-------- Excerpted records

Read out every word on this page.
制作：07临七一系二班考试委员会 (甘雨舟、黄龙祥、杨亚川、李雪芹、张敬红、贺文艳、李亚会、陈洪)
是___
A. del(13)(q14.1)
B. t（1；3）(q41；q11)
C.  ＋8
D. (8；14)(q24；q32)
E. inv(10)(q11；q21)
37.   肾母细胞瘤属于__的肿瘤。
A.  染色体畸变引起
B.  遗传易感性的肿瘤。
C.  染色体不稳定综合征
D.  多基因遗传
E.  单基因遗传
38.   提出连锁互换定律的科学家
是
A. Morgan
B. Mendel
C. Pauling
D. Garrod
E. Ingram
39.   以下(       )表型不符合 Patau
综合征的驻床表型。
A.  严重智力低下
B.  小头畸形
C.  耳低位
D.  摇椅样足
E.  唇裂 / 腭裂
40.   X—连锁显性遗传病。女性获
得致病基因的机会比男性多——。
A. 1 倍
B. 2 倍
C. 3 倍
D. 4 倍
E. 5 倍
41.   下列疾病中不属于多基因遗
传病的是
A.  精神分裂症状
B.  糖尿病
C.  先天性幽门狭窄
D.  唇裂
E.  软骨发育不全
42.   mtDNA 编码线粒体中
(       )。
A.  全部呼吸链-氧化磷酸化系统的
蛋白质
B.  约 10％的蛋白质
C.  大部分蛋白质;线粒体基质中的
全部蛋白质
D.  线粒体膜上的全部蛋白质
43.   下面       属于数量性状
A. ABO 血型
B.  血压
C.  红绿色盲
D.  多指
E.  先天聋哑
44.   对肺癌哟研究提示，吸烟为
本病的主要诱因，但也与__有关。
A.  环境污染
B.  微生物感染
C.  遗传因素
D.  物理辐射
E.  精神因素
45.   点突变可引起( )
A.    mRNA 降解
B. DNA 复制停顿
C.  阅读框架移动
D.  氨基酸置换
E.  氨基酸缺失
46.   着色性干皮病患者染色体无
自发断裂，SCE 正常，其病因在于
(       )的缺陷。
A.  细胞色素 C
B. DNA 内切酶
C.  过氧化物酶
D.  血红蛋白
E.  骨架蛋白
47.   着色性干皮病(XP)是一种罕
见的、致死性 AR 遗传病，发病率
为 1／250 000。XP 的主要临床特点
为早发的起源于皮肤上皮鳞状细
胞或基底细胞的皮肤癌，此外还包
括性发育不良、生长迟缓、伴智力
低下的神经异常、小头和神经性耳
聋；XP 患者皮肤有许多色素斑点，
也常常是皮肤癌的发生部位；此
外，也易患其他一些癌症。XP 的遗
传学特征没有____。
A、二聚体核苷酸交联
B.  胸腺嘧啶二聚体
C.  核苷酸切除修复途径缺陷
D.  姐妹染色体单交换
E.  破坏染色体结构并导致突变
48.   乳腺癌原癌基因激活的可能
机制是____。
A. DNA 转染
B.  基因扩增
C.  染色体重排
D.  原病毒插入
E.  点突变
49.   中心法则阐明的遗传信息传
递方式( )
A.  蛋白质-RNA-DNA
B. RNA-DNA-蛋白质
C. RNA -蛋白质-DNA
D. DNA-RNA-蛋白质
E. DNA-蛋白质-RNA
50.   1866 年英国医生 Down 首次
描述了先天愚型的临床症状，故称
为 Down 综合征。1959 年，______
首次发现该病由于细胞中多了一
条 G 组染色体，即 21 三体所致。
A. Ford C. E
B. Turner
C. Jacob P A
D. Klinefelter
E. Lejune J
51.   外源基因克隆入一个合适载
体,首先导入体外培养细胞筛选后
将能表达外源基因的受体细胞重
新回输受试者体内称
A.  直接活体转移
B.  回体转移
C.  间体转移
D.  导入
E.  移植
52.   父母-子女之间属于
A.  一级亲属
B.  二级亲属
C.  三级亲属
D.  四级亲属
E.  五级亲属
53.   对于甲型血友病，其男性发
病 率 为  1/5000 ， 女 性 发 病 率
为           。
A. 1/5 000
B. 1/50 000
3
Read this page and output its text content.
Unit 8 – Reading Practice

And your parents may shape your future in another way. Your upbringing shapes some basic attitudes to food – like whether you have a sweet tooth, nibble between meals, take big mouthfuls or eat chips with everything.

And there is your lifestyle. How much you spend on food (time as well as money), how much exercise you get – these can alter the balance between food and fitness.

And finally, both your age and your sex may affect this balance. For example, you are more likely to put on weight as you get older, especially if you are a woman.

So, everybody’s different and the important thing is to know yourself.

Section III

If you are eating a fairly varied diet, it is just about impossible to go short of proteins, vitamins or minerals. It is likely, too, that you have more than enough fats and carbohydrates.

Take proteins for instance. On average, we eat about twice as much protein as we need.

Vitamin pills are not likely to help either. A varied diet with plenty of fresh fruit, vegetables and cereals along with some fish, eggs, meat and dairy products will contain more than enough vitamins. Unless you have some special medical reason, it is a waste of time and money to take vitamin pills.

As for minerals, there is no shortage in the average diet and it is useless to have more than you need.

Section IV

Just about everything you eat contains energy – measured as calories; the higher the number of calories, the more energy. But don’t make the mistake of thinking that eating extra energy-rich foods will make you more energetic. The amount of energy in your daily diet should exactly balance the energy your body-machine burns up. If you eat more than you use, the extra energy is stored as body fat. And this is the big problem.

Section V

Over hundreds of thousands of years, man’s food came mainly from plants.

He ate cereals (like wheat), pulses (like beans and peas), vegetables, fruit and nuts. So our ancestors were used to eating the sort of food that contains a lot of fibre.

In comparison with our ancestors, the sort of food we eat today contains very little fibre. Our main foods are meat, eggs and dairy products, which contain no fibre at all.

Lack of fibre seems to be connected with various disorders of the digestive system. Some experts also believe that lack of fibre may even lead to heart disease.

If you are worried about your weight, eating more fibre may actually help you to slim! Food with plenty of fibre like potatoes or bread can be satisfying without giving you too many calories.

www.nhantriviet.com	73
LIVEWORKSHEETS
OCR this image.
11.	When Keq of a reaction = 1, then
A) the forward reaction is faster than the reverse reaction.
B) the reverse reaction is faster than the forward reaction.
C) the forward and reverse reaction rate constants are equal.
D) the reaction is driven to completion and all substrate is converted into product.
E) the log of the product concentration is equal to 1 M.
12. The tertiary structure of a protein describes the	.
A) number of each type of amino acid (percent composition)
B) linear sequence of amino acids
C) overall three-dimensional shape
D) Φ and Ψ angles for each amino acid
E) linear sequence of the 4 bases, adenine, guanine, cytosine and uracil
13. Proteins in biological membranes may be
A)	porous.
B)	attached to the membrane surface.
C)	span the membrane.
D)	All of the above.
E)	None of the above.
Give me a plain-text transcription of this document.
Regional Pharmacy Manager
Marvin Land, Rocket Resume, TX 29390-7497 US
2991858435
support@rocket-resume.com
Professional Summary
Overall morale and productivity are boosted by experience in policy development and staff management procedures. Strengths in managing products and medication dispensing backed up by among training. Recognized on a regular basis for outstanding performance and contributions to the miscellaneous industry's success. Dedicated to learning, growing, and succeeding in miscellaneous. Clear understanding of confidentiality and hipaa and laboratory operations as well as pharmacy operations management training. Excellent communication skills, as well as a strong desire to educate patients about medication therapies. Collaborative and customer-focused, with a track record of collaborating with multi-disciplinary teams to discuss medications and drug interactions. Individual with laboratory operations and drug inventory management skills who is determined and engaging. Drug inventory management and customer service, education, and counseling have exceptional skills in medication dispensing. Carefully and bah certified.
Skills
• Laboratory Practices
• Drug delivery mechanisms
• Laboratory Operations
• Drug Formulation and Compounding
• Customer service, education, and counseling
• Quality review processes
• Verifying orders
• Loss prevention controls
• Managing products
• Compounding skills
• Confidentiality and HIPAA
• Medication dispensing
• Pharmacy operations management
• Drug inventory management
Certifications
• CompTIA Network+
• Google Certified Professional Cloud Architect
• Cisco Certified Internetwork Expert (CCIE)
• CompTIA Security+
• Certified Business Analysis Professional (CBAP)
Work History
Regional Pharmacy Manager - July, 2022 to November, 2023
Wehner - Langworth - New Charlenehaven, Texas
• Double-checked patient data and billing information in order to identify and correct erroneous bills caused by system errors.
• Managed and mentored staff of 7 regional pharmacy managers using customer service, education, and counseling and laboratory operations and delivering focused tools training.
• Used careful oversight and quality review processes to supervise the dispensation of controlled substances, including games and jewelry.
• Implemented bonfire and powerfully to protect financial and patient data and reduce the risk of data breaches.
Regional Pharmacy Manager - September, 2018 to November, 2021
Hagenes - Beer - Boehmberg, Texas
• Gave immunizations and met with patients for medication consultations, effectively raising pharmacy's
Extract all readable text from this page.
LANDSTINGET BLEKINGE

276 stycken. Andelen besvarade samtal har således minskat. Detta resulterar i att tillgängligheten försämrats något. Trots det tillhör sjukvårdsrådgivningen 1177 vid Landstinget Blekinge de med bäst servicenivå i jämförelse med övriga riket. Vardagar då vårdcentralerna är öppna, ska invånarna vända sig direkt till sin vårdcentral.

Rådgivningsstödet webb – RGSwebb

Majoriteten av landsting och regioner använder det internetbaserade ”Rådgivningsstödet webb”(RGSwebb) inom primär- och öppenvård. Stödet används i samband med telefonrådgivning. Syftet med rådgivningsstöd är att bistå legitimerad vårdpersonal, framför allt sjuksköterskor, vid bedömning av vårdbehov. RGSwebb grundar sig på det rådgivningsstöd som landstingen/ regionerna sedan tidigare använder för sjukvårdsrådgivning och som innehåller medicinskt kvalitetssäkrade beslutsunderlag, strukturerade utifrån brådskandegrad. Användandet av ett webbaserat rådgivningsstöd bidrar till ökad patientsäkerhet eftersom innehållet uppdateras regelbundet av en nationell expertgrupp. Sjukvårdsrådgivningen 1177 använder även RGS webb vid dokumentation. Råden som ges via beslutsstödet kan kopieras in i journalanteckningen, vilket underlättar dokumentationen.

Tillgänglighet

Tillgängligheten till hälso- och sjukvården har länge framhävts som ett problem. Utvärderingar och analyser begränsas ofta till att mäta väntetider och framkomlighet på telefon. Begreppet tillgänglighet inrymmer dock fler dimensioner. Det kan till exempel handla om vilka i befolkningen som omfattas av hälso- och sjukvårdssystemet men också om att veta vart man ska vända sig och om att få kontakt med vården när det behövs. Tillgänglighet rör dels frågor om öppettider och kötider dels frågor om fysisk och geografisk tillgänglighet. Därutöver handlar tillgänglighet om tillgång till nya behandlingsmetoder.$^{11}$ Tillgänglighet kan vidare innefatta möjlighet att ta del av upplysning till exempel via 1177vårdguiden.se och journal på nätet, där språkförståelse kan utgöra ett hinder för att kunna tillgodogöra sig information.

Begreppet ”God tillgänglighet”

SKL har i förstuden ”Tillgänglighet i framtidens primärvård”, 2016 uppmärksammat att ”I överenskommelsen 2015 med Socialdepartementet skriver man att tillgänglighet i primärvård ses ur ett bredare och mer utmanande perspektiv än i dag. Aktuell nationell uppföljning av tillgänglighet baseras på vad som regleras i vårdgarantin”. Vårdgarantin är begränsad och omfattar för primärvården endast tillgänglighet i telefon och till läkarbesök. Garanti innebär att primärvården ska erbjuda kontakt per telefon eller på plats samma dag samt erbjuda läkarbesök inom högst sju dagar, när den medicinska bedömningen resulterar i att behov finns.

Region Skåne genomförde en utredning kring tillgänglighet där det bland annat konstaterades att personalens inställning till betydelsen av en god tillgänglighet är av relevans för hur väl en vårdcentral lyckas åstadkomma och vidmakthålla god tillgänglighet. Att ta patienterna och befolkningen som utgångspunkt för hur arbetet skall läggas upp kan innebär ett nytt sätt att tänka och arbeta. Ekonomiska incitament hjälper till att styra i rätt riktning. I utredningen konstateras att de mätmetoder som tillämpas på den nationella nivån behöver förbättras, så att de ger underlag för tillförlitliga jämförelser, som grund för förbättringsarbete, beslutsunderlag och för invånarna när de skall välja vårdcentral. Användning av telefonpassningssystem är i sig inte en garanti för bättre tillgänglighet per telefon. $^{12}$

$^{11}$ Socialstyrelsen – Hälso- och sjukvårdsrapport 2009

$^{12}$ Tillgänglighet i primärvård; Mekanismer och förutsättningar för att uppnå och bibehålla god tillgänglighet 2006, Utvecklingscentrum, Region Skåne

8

----------------

__Work to be completed__:
Among the lines above, find those holding "reverse" and copy each one.

__Completed exercise__:
A) the forward reaction is faster than the reverse reaction.
B) the reverse reaction is faster than the forward reaction.
C) the forward and reverse reaction rate constants are equal.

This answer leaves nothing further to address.